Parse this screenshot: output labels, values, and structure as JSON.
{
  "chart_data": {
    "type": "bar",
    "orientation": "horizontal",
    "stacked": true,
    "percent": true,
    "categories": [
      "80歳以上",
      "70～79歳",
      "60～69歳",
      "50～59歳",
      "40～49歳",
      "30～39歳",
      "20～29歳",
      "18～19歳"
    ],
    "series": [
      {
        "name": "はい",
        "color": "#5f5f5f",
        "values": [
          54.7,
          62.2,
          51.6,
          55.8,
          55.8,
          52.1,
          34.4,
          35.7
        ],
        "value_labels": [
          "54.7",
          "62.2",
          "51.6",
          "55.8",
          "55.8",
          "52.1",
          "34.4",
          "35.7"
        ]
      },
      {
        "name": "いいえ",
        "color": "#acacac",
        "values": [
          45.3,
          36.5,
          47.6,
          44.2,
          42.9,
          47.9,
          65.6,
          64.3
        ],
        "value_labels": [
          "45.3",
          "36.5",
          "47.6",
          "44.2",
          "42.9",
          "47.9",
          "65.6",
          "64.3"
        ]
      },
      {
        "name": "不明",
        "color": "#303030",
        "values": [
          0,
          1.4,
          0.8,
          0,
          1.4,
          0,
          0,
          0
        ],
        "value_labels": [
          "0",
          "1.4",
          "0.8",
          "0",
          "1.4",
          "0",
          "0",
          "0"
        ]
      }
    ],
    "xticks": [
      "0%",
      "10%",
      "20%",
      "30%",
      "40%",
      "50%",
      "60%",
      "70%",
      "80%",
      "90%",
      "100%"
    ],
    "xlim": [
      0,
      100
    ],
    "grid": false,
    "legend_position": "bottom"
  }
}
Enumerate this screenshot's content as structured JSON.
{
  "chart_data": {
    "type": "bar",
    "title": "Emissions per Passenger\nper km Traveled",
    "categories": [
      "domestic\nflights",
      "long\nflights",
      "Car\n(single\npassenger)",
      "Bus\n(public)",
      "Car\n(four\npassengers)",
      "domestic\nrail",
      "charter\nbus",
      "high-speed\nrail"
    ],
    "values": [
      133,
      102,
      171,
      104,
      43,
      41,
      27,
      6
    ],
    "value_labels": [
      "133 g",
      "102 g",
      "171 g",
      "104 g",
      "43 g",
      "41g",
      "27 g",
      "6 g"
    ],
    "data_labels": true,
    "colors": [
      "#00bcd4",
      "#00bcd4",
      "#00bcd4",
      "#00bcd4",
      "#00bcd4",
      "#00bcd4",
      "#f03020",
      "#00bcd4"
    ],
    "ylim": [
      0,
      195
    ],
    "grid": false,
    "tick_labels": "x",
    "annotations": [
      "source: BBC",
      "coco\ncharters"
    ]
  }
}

-----

**What the exercise asks**. Among the lines of the listing, how many hold the string "true"? Respond with only the number.

**Answer to this problem**. 3